- [Supplied records]:
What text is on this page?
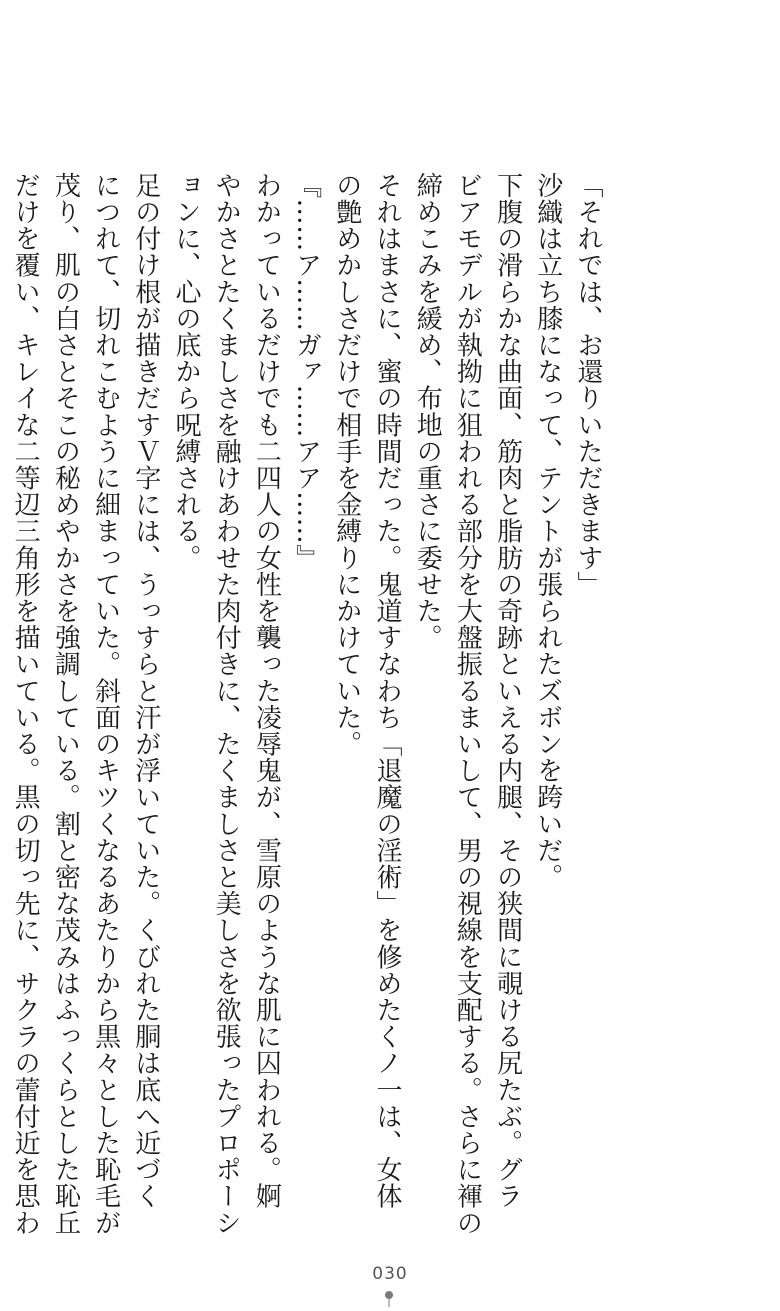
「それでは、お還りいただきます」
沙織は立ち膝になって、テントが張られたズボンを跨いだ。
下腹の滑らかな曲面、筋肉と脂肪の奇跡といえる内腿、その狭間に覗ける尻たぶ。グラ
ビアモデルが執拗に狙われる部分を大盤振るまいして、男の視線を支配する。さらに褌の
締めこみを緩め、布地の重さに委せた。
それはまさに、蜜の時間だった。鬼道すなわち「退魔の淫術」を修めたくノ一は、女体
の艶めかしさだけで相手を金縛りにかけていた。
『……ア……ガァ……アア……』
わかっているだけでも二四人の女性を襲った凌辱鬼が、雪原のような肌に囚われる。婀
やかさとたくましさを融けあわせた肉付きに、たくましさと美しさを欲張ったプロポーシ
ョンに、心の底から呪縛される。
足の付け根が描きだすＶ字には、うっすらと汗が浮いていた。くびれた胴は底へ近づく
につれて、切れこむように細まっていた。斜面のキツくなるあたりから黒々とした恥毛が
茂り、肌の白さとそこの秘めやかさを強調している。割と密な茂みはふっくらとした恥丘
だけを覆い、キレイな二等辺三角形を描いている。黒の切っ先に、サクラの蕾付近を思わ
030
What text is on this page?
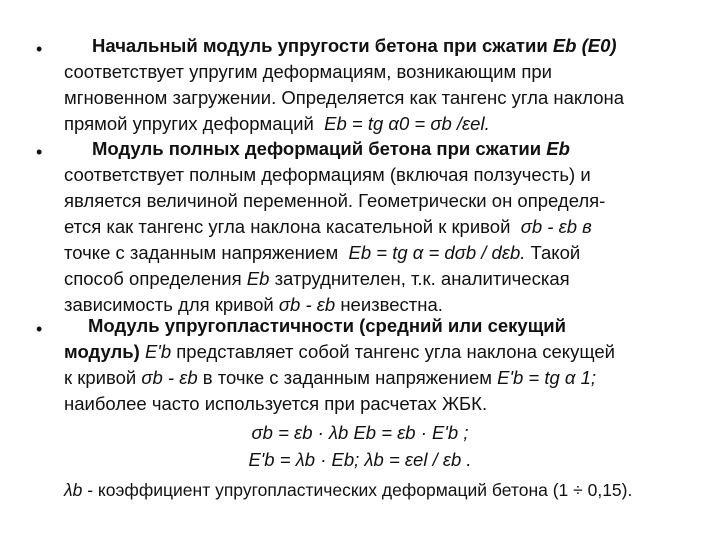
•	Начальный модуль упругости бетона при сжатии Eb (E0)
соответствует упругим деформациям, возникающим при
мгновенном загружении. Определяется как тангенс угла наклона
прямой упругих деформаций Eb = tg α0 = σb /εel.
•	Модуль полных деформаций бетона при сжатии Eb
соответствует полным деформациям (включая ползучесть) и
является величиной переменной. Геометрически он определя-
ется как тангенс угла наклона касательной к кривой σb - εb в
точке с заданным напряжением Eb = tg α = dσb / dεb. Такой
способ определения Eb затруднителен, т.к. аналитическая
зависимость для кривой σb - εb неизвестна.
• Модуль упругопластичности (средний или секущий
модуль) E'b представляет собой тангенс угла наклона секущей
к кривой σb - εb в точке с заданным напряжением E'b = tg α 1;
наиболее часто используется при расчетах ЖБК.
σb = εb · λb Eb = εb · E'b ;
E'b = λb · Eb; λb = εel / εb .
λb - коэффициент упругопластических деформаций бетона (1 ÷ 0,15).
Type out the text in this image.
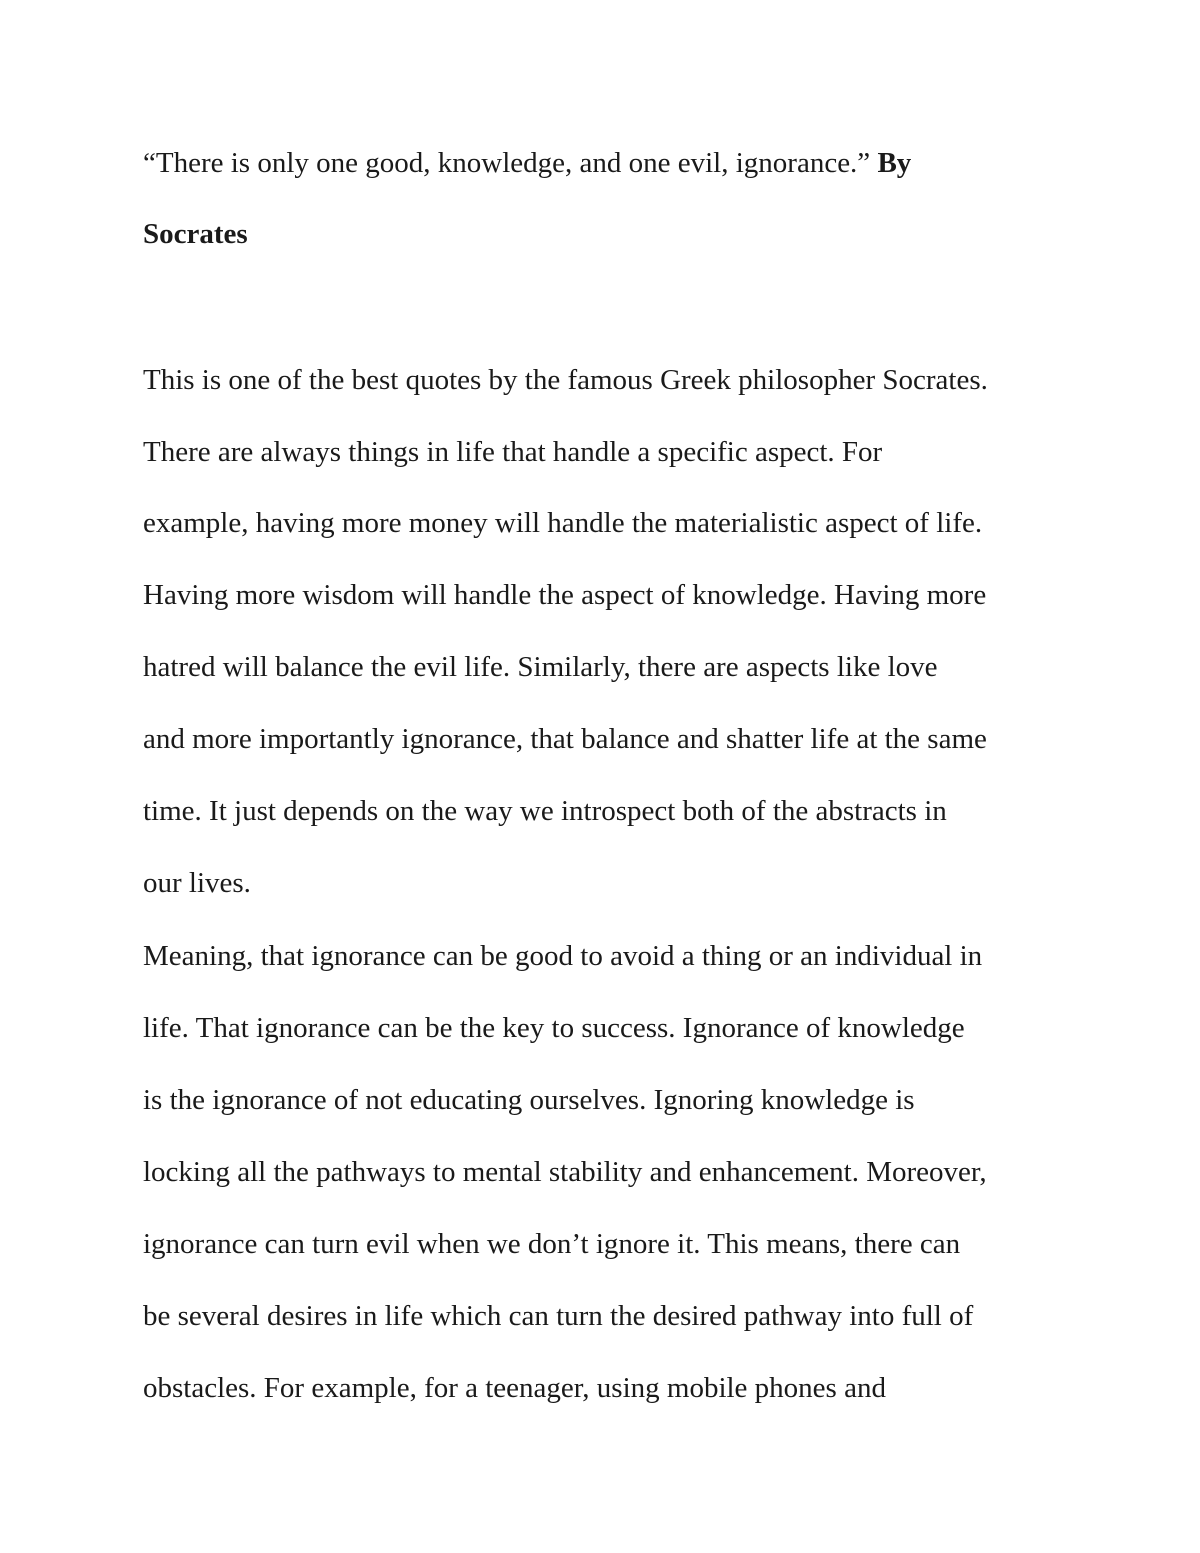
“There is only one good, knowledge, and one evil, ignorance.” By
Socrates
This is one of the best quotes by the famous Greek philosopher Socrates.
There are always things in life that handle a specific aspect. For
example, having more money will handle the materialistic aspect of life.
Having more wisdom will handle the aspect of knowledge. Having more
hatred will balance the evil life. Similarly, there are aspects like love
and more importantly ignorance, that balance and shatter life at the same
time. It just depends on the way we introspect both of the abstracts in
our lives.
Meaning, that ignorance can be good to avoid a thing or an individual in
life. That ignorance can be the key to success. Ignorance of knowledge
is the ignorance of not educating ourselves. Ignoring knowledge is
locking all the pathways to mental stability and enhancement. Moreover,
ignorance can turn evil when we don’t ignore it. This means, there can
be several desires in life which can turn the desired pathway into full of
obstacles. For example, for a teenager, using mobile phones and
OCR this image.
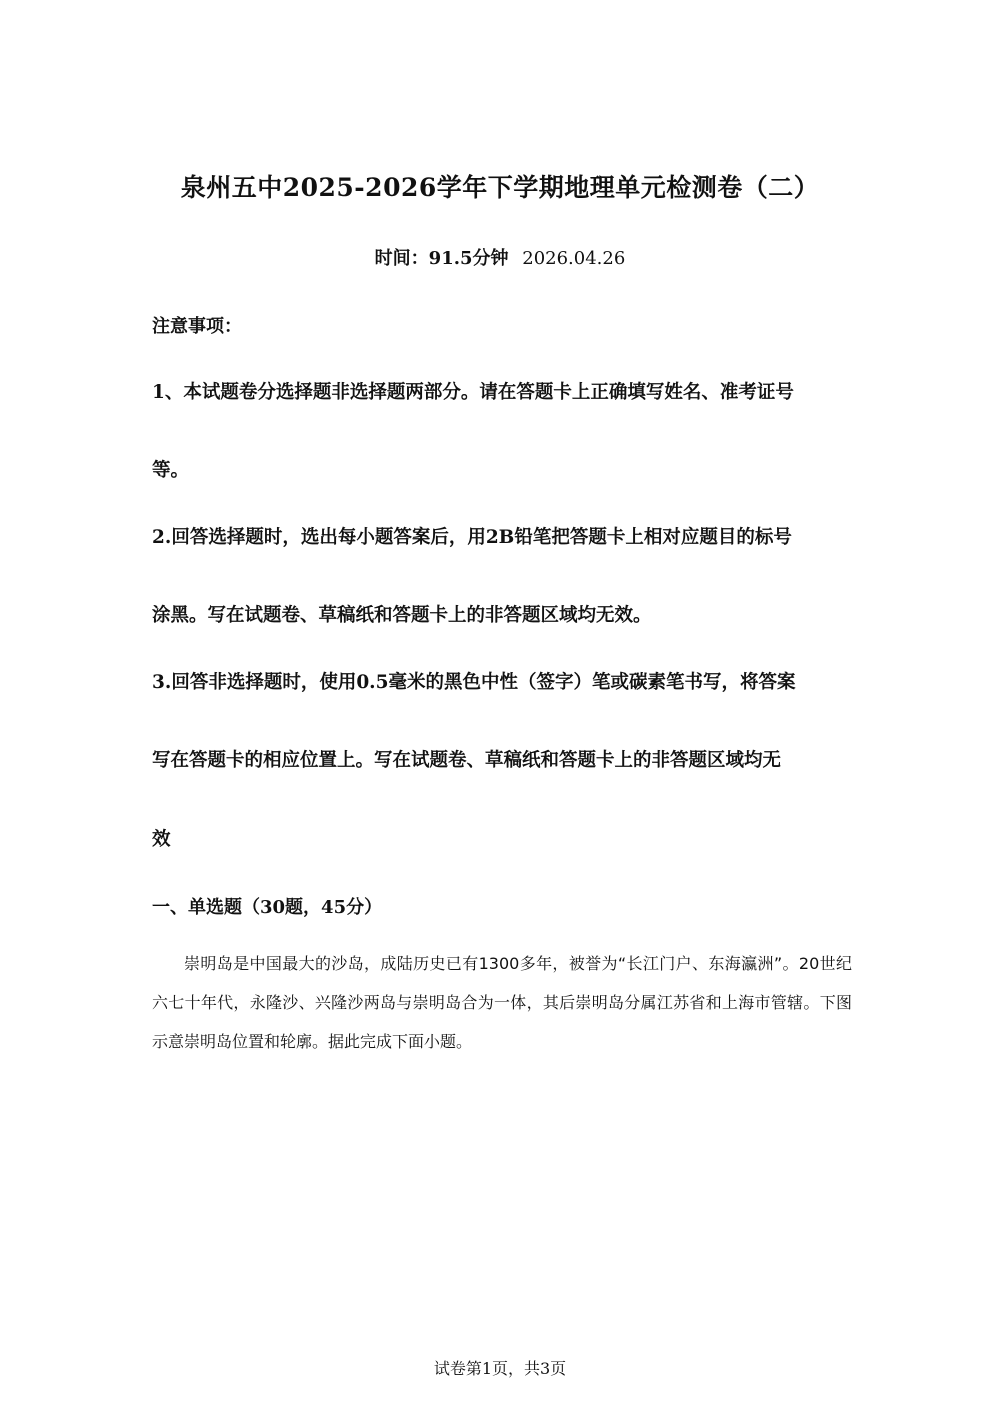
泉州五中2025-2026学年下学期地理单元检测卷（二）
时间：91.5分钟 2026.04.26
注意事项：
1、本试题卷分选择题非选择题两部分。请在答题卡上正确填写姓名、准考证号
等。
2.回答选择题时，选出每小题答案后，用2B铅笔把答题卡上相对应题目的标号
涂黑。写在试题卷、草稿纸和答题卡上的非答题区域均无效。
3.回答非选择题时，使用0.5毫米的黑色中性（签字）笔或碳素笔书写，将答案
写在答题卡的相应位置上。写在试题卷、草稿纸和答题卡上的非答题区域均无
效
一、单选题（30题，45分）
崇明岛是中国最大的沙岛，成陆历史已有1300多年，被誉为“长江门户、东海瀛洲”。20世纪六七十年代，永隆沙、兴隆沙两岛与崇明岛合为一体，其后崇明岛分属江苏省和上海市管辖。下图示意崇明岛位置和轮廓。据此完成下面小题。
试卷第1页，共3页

- [The request]:
Going through the data above, count the lines where the string "image" appears, and answer with only that number.

- [Output]:
2